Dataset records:
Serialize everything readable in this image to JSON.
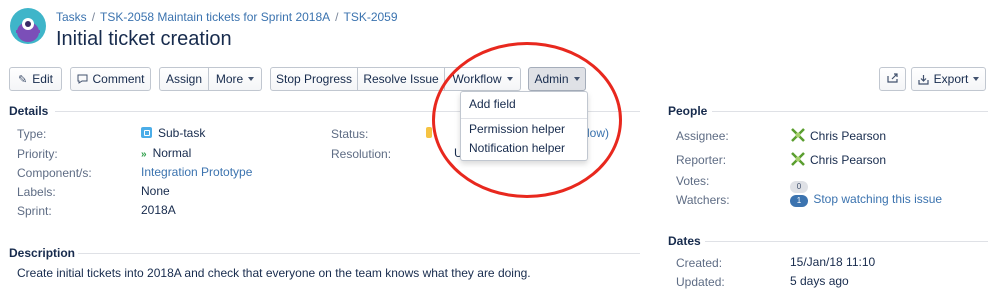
{
  "breadcrumb": {
    "items": [
      "Tasks",
      "TSK-2058 Maintain tickets for Sprint 2018A",
      "TSK-2059"
    ],
    "separator": "/"
  },
  "issue": {
    "title": "Initial ticket creation"
  },
  "toolbar": {
    "edit": "Edit",
    "comment": "Comment",
    "assign": "Assign",
    "more": "More",
    "stop_progress": "Stop Progress",
    "resolve_issue": "Resolve Issue",
    "workflow": "Workflow",
    "admin": "Admin",
    "share_icon": "share-icon",
    "export": "Export"
  },
  "admin_menu": {
    "items": [
      "Add field",
      "Permission helper",
      "Notification helper"
    ]
  },
  "details": {
    "title": "Details",
    "type": {
      "label": "Type:",
      "value": "Sub-task"
    },
    "priority": {
      "label": "Priority:",
      "value": "Normal"
    },
    "components": {
      "label": "Component/s:",
      "value": "Integration Prototype"
    },
    "labels": {
      "label": "Labels:",
      "value": "None"
    },
    "sprint": {
      "label": "Sprint:",
      "value": "2018A"
    },
    "status": {
      "label": "Status:",
      "value_fragment": "low)"
    },
    "resolution": {
      "label": "Resolution:",
      "value_fragment": "U"
    }
  },
  "description": {
    "title": "Description",
    "text": "Create initial tickets into 2018A and check that everyone on the team knows what they are doing."
  },
  "people": {
    "title": "People",
    "assignee": {
      "label": "Assignee:",
      "value": "Chris Pearson"
    },
    "reporter": {
      "label": "Reporter:",
      "value": "Chris Pearson"
    },
    "votes": {
      "label": "Votes:",
      "count": "0"
    },
    "watchers": {
      "label": "Watchers:",
      "count": "1",
      "action": "Stop watching this issue"
    }
  },
  "dates": {
    "title": "Dates",
    "created": {
      "label": "Created:",
      "value": "15/Jan/18 11:10"
    },
    "updated": {
      "label": "Updated:",
      "value": "5 days ago"
    }
  },
  "colors": {
    "link": "#3b73af",
    "annotation": "#e8281e",
    "avatar": "#3fb5c9"
  }
}
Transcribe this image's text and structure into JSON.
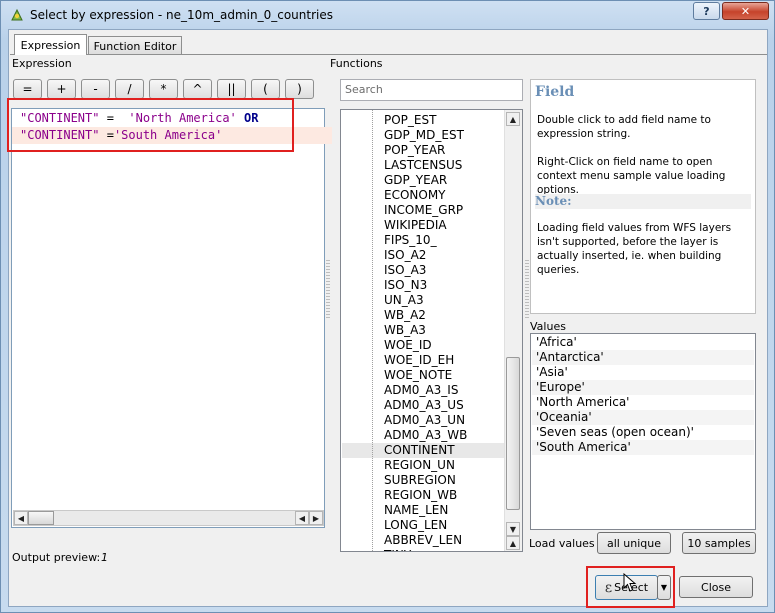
{
  "window": {
    "title": "Select by expression - ne_10m_admin_0_countries",
    "help_label": "?",
    "close_label": "✕"
  },
  "tabs": [
    {
      "label": "Expression",
      "active": true
    },
    {
      "label": "Function Editor",
      "active": false
    }
  ],
  "expression": {
    "section_label": "Expression",
    "operators": [
      "=",
      "+",
      "-",
      "/",
      "*",
      "^",
      "||",
      "(",
      ")"
    ],
    "line1": {
      "field": "\"CONTINENT\"",
      "op": " = ",
      "value": "'North America'",
      "bool": "OR"
    },
    "line2": {
      "field": "\"CONTINENT\"",
      "op": " =",
      "value": "'South America'"
    }
  },
  "functions": {
    "section_label": "Functions",
    "search_placeholder": "Search",
    "items": [
      "POP_EST",
      "GDP_MD_EST",
      "POP_YEAR",
      "LASTCENSUS",
      "GDP_YEAR",
      "ECONOMY",
      "INCOME_GRP",
      "WIKIPEDIA",
      "FIPS_10_",
      "ISO_A2",
      "ISO_A3",
      "ISO_N3",
      "UN_A3",
      "WB_A2",
      "WB_A3",
      "WOE_ID",
      "WOE_ID_EH",
      "WOE_NOTE",
      "ADM0_A3_IS",
      "ADM0_A3_US",
      "ADM0_A3_UN",
      "ADM0_A3_WB",
      "CONTINENT",
      "REGION_UN",
      "SUBREGION",
      "REGION_WB",
      "NAME_LEN",
      "LONG_LEN",
      "ABBREV_LEN",
      "TINY"
    ],
    "highlighted": "CONTINENT"
  },
  "help": {
    "title": "Field",
    "text1": "Double click to add field name to expression string.",
    "text2": "Right-Click on field name to open context menu sample value loading options.",
    "note_title": "Note:",
    "note_text": "Loading field values from WFS layers isn't supported, before the layer is actually inserted, ie. when building queries."
  },
  "values": {
    "label": "Values",
    "items": [
      "'Africa'",
      "'Antarctica'",
      "'Asia'",
      "'Europe'",
      "'North America'",
      "'Oceania'",
      "'Seven seas (open ocean)'",
      "'South America'"
    ],
    "load_label": "Load values",
    "all_unique_label": "all unique",
    "samples_label": "10 samples"
  },
  "output_preview": {
    "label": "Output preview:",
    "value": "1"
  },
  "actions": {
    "select_label": "Select",
    "close_label": "Close"
  },
  "colors": {
    "highlight_box": "#e0201f",
    "field_color": "#8b008b",
    "help_heading": "#6a8fb6"
  }
}
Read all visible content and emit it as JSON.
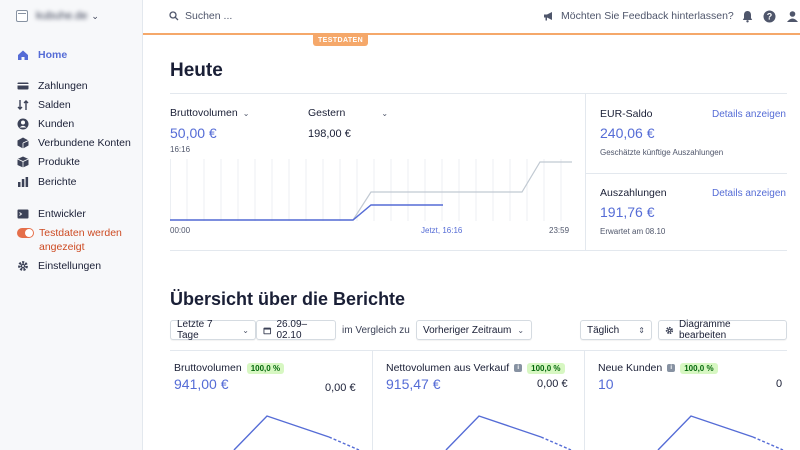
{
  "account": {
    "name": "kubuhe.de"
  },
  "sidebar": {
    "home": "Home",
    "items": [
      "Zahlungen",
      "Salden",
      "Kunden",
      "Verbundene Konten",
      "Produkte",
      "Berichte"
    ],
    "developer": "Entwickler",
    "testdata": "Testdaten werden angezeigt",
    "settings": "Einstellungen"
  },
  "topbar": {
    "search_placeholder": "Suchen ...",
    "feedback": "Möchten Sie Feedback hinterlassen?",
    "test_badge": "TESTDATEN"
  },
  "today": {
    "title": "Heute",
    "gross_label": "Bruttovolumen",
    "gross_value": "50,00 €",
    "gross_time": "16:16",
    "compare_label": "Gestern",
    "compare_value": "198,00 €",
    "axis_start": "00:00",
    "axis_now": "Jetzt, 16:16",
    "axis_end": "23:59",
    "eur_balance_label": "EUR-Saldo",
    "eur_balance_value": "240,06 €",
    "eur_balance_note": "Geschätzte künftige Auszahlungen",
    "payouts_label": "Auszahlungen",
    "payouts_value": "191,76 €",
    "payouts_note": "Erwartet am 08.10",
    "details_link": "Details anzeigen"
  },
  "reports": {
    "title": "Übersicht über die Berichte",
    "range": "Letzte 7 Tage",
    "dates": "26.09–02.10",
    "compare_text": "im Vergleich zu",
    "compare_select": "Vorheriger Zeitraum",
    "interval": "Täglich",
    "edit_charts": "Diagramme bearbeiten",
    "cards": [
      {
        "title": "Bruttovolumen",
        "pct": "100,0 %",
        "value": "941,00 €",
        "compare": "0,00 €"
      },
      {
        "title": "Nettovolumen aus Verkauf",
        "pct": "100,0 %",
        "value": "915,47 €",
        "compare": "0,00 €"
      },
      {
        "title": "Neue Kunden",
        "pct": "100,0 %",
        "value": "10",
        "compare": "0"
      }
    ]
  },
  "colors": {
    "accent": "#556cd6",
    "test": "#f5a86a",
    "warn": "#cd4b23"
  }
}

▶ Short problem
Return the entries unchanged, save for the pictures, which do not belong in the copy.

▶ Result of this exercise
Serialize everything readable in this image to JSON.
{
  "breadcrumb": {
    "items": [
      "Tasks",
      "TSK-2058 Maintain tickets for Sprint 2018A",
      "TSK-2059"
    ],
    "separator": "/"
  },
  "issue": {
    "title": "Initial ticket creation"
  },
  "toolbar": {
    "edit": "Edit",
    "comment": "Comment",
    "assign": "Assign",
    "more": "More",
    "stop_progress": "Stop Progress",
    "resolve_issue": "Resolve Issue",
    "workflow": "Workflow",
    "admin": "Admin",
    "share_icon": "share-icon",
    "export": "Export"
  },
  "admin_menu": {
    "items": [
      "Add field",
      "Permission helper",
      "Notification helper"
    ]
  },
  "details": {
    "title": "Details",
    "type": {
      "label": "Type:",
      "value": "Sub-task"
    },
    "priority": {
      "label": "Priority:",
      "value": "Normal"
    },
    "components": {
      "label": "Component/s:",
      "value": "Integration Prototype"
    },
    "labels": {
      "label": "Labels:",
      "value": "None"
    },
    "sprint": {
      "label": "Sprint:",
      "value": "2018A"
    },
    "status": {
      "label": "Status:",
      "value_fragment": "low)"
    },
    "resolution": {
      "label": "Resolution:",
      "value_fragment": "U"
    }
  },
  "description": {
    "title": "Description",
    "text": "Create initial tickets into 2018A and check that everyone on the team knows what they are doing."
  },
  "people": {
    "title": "People",
    "assignee": {
      "label": "Assignee:",
      "value": "Chris Pearson"
    },
    "reporter": {
      "label": "Reporter:",
      "value": "Chris Pearson"
    },
    "votes": {
      "label": "Votes:",
      "count": "0"
    },
    "watchers": {
      "label": "Watchers:",
      "count": "1",
      "action": "Stop watching this issue"
    }
  },
  "dates": {
    "title": "Dates",
    "created": {
      "label": "Created:",
      "value": "15/Jan/18 11:10"
    },
    "updated": {
      "label": "Updated:",
      "value": "5 days ago"
    }
  },
  "colors": {
    "link": "#3b73af",
    "annotation": "#e8281e",
    "avatar": "#3fb5c9"
  }
}
Transcribe this image's text and structure into JSON.
{
  "window": {
    "title": "Select by expression - ne_10m_admin_0_countries",
    "help_label": "?",
    "close_label": "✕"
  },
  "tabs": [
    {
      "label": "Expression",
      "active": true
    },
    {
      "label": "Function Editor",
      "active": false
    }
  ],
  "expression": {
    "section_label": "Expression",
    "operators": [
      "=",
      "+",
      "-",
      "/",
      "*",
      "^",
      "||",
      "(",
      ")"
    ],
    "line1": {
      "field": "\"CONTINENT\"",
      "op": " = ",
      "value": "'North America'",
      "bool": "OR"
    },
    "line2": {
      "field": "\"CONTINENT\"",
      "op": " =",
      "value": "'South America'"
    }
  },
  "functions": {
    "section_label": "Functions",
    "search_placeholder": "Search",
    "items": [
      "POP_EST",
      "GDP_MD_EST",
      "POP_YEAR",
      "LASTCENSUS",
      "GDP_YEAR",
      "ECONOMY",
      "INCOME_GRP",
      "WIKIPEDIA",
      "FIPS_10_",
      "ISO_A2",
      "ISO_A3",
      "ISO_N3",
      "UN_A3",
      "WB_A2",
      "WB_A3",
      "WOE_ID",
      "WOE_ID_EH",
      "WOE_NOTE",
      "ADM0_A3_IS",
      "ADM0_A3_US",
      "ADM0_A3_UN",
      "ADM0_A3_WB",
      "CONTINENT",
      "REGION_UN",
      "SUBREGION",
      "REGION_WB",
      "NAME_LEN",
      "LONG_LEN",
      "ABBREV_LEN",
      "TINY"
    ],
    "highlighted": "CONTINENT"
  },
  "help": {
    "title": "Field",
    "text1": "Double click to add field name to expression string.",
    "text2": "Right-Click on field name to open context menu sample value loading options.",
    "note_title": "Note:",
    "note_text": "Loading field values from WFS layers isn't supported, before the layer is actually inserted, ie. when building queries."
  },
  "values": {
    "label": "Values",
    "items": [
      "'Africa'",
      "'Antarctica'",
      "'Asia'",
      "'Europe'",
      "'North America'",
      "'Oceania'",
      "'Seven seas (open ocean)'",
      "'South America'"
    ],
    "load_label": "Load values",
    "all_unique_label": "all unique",
    "samples_label": "10 samples"
  },
  "output_preview": {
    "label": "Output preview:",
    "value": "1"
  },
  "actions": {
    "select_label": "Select",
    "close_label": "Close"
  },
  "colors": {
    "highlight_box": "#e0201f",
    "field_color": "#8b008b",
    "help_heading": "#6a8fb6"
  }
}
Read all visible content and emit it as JSON.
{
  "account": {
    "name": "kubuhe.de"
  },
  "sidebar": {
    "home": "Home",
    "items": [
      "Zahlungen",
      "Salden",
      "Kunden",
      "Verbundene Konten",
      "Produkte",
      "Berichte"
    ],
    "developer": "Entwickler",
    "testdata": "Testdaten werden angezeigt",
    "settings": "Einstellungen"
  },
  "topbar": {
    "search_placeholder": "Suchen ...",
    "feedback": "Möchten Sie Feedback hinterlassen?",
    "test_badge": "TESTDATEN"
  },
  "today": {
    "title": "Heute",
    "gross_label": "Bruttovolumen",
    "gross_value": "50,00 €",
    "gross_time": "16:16",
    "compare_label": "Gestern",
    "compare_value": "198,00 €",
    "axis_start": "00:00",
    "axis_now": "Jetzt, 16:16",
    "axis_end": "23:59",
    "eur_balance_label": "EUR-Saldo",
    "eur_balance_value": "240,06 €",
    "eur_balance_note": "Geschätzte künftige Auszahlungen",
    "payouts_label": "Auszahlungen",
    "payouts_value": "191,76 €",
    "payouts_note": "Erwartet am 08.10",
    "details_link": "Details anzeigen"
  },
  "reports": {
    "title": "Übersicht über die Berichte",
    "range": "Letzte 7 Tage",
    "dates": "26.09–02.10",
    "compare_text": "im Vergleich zu",
    "compare_select": "Vorheriger Zeitraum",
    "interval": "Täglich",
    "edit_charts": "Diagramme bearbeiten",
    "cards": [
      {
        "title": "Bruttovolumen",
        "pct": "100,0 %",
        "value": "941,00 €",
        "compare": "0,00 €"
      },
      {
        "title": "Nettovolumen aus Verkauf",
        "pct": "100,0 %",
        "value": "915,47 €",
        "compare": "0,00 €"
      },
      {
        "title": "Neue Kunden",
        "pct": "100,0 %",
        "value": "10",
        "compare": "0"
      }
    ]
  },
  "colors": {
    "accent": "#556cd6",
    "test": "#f5a86a",
    "warn": "#cd4b23"
  }
}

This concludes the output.